[Data provided]:
* * * *

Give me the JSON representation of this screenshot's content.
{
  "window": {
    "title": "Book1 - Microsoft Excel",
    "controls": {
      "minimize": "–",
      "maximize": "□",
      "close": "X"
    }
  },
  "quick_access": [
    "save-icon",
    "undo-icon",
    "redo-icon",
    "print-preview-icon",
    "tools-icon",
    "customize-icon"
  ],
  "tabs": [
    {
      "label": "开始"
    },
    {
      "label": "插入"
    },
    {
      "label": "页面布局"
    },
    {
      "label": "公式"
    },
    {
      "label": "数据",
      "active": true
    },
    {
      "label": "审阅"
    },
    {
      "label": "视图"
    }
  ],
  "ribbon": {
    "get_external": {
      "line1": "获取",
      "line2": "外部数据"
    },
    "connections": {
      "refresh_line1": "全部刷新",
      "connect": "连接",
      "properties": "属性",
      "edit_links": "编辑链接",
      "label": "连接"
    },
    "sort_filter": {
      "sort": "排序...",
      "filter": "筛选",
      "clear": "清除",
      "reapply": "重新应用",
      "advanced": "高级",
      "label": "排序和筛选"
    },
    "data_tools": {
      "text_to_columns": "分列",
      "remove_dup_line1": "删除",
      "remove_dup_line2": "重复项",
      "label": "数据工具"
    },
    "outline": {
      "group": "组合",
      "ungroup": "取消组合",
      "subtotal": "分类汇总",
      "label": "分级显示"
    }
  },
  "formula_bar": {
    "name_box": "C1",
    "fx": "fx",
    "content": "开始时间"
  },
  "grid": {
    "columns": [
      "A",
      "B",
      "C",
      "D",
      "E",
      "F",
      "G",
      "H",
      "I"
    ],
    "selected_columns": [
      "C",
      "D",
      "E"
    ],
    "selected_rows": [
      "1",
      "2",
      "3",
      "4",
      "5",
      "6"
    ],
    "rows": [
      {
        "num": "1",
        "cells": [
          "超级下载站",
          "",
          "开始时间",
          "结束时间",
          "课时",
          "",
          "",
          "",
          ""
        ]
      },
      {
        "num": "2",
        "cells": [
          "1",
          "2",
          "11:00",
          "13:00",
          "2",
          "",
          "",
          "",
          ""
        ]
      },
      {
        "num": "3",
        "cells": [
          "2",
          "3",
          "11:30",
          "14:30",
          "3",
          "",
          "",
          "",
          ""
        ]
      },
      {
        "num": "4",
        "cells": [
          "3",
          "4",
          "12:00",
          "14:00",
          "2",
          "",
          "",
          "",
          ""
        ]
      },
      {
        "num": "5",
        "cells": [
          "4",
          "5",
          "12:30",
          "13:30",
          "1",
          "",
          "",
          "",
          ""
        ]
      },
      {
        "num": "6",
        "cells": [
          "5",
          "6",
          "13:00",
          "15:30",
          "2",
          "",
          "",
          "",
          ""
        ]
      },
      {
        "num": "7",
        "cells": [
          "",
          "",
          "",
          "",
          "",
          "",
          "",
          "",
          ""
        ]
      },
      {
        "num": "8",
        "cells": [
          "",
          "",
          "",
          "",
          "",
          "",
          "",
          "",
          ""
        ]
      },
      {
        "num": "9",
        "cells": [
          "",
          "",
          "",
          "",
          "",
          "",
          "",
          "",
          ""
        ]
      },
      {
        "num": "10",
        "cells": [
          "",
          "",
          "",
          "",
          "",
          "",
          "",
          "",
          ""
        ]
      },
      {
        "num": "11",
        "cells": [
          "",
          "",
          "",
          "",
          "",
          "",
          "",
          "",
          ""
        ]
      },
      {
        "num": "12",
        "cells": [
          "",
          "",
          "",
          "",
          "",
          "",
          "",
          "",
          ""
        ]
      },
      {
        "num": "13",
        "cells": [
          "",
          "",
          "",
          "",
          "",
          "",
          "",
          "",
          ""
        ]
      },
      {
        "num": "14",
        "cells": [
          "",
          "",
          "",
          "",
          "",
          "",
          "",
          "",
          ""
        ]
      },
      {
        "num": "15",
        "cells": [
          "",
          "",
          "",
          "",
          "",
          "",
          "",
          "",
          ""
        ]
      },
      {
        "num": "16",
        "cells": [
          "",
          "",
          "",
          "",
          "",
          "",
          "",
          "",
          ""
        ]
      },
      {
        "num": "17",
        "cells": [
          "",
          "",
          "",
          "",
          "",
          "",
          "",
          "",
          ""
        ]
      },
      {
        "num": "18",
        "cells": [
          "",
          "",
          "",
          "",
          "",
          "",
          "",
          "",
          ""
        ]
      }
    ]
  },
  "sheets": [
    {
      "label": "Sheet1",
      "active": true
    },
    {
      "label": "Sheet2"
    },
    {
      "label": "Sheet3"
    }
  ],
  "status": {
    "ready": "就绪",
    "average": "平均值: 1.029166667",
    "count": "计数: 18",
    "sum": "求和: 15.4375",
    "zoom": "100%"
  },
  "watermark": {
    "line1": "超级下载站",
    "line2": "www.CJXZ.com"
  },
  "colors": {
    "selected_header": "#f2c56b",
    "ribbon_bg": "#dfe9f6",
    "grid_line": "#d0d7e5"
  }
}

* * * *

[To do]:
Restate all of the entries above precisely.

[Output of the task]:
Give me the JSON representation of this screenshot's content.
{
  "window": {
    "title": "Book1 - Microsoft Excel",
    "controls": {
      "minimize": "–",
      "maximize": "□",
      "close": "X"
    }
  },
  "quick_access": [
    "save-icon",
    "undo-icon",
    "redo-icon",
    "print-preview-icon",
    "tools-icon",
    "customize-icon"
  ],
  "tabs": [
    {
      "label": "开始"
    },
    {
      "label": "插入"
    },
    {
      "label": "页面布局"
    },
    {
      "label": "公式"
    },
    {
      "label": "数据",
      "active": true
    },
    {
      "label": "审阅"
    },
    {
      "label": "视图"
    }
  ],
  "ribbon": {
    "get_external": {
      "line1": "获取",
      "line2": "外部数据"
    },
    "connections": {
      "refresh_line1": "全部刷新",
      "connect": "连接",
      "properties": "属性",
      "edit_links": "编辑链接",
      "label": "连接"
    },
    "sort_filter": {
      "sort": "排序...",
      "filter": "筛选",
      "clear": "清除",
      "reapply": "重新应用",
      "advanced": "高级",
      "label": "排序和筛选"
    },
    "data_tools": {
      "text_to_columns": "分列",
      "remove_dup_line1": "删除",
      "remove_dup_line2": "重复项",
      "label": "数据工具"
    },
    "outline": {
      "group": "组合",
      "ungroup": "取消组合",
      "subtotal": "分类汇总",
      "label": "分级显示"
    }
  },
  "formula_bar": {
    "name_box": "C1",
    "fx": "fx",
    "content": "开始时间"
  },
  "grid": {
    "columns": [
      "A",
      "B",
      "C",
      "D",
      "E",
      "F",
      "G",
      "H",
      "I"
    ],
    "selected_columns": [
      "C",
      "D",
      "E"
    ],
    "selected_rows": [
      "1",
      "2",
      "3",
      "4",
      "5",
      "6"
    ],
    "rows": [
      {
        "num": "1",
        "cells": [
          "超级下载站",
          "",
          "开始时间",
          "结束时间",
          "课时",
          "",
          "",
          "",
          ""
        ]
      },
      {
        "num": "2",
        "cells": [
          "1",
          "2",
          "11:00",
          "13:00",
          "2",
          "",
          "",
          "",
          ""
        ]
      },
      {
        "num": "3",
        "cells": [
          "2",
          "3",
          "11:30",
          "14:30",
          "3",
          "",
          "",
          "",
          ""
        ]
      },
      {
        "num": "4",
        "cells": [
          "3",
          "4",
          "12:00",
          "14:00",
          "2",
          "",
          "",
          "",
          ""
        ]
      },
      {
        "num": "5",
        "cells": [
          "4",
          "5",
          "12:30",
          "13:30",
          "1",
          "",
          "",
          "",
          ""
        ]
      },
      {
        "num": "6",
        "cells": [
          "5",
          "6",
          "13:00",
          "15:30",
          "2",
          "",
          "",
          "",
          ""
        ]
      },
      {
        "num": "7",
        "cells": [
          "",
          "",
          "",
          "",
          "",
          "",
          "",
          "",
          ""
        ]
      },
      {
        "num": "8",
        "cells": [
          "",
          "",
          "",
          "",
          "",
          "",
          "",
          "",
          ""
        ]
      },
      {
        "num": "9",
        "cells": [
          "",
          "",
          "",
          "",
          "",
          "",
          "",
          "",
          ""
        ]
      },
      {
        "num": "10",
        "cells": [
          "",
          "",
          "",
          "",
          "",
          "",
          "",
          "",
          ""
        ]
      },
      {
        "num": "11",
        "cells": [
          "",
          "",
          "",
          "",
          "",
          "",
          "",
          "",
          ""
        ]
      },
      {
        "num": "12",
        "cells": [
          "",
          "",
          "",
          "",
          "",
          "",
          "",
          "",
          ""
        ]
      },
      {
        "num": "13",
        "cells": [
          "",
          "",
          "",
          "",
          "",
          "",
          "",
          "",
          ""
        ]
      },
      {
        "num": "14",
        "cells": [
          "",
          "",
          "",
          "",
          "",
          "",
          "",
          "",
          ""
        ]
      },
      {
        "num": "15",
        "cells": [
          "",
          "",
          "",
          "",
          "",
          "",
          "",
          "",
          ""
        ]
      },
      {
        "num": "16",
        "cells": [
          "",
          "",
          "",
          "",
          "",
          "",
          "",
          "",
          ""
        ]
      },
      {
        "num": "17",
        "cells": [
          "",
          "",
          "",
          "",
          "",
          "",
          "",
          "",
          ""
        ]
      },
      {
        "num": "18",
        "cells": [
          "",
          "",
          "",
          "",
          "",
          "",
          "",
          "",
          ""
        ]
      }
    ]
  },
  "sheets": [
    {
      "label": "Sheet1",
      "active": true
    },
    {
      "label": "Sheet2"
    },
    {
      "label": "Sheet3"
    }
  ],
  "status": {
    "ready": "就绪",
    "average": "平均值: 1.029166667",
    "count": "计数: 18",
    "sum": "求和: 15.4375",
    "zoom": "100%"
  },
  "watermark": {
    "line1": "超级下载站",
    "line2": "www.CJXZ.com"
  },
  "colors": {
    "selected_header": "#f2c56b",
    "ribbon_bg": "#dfe9f6",
    "grid_line": "#d0d7e5"
  }
}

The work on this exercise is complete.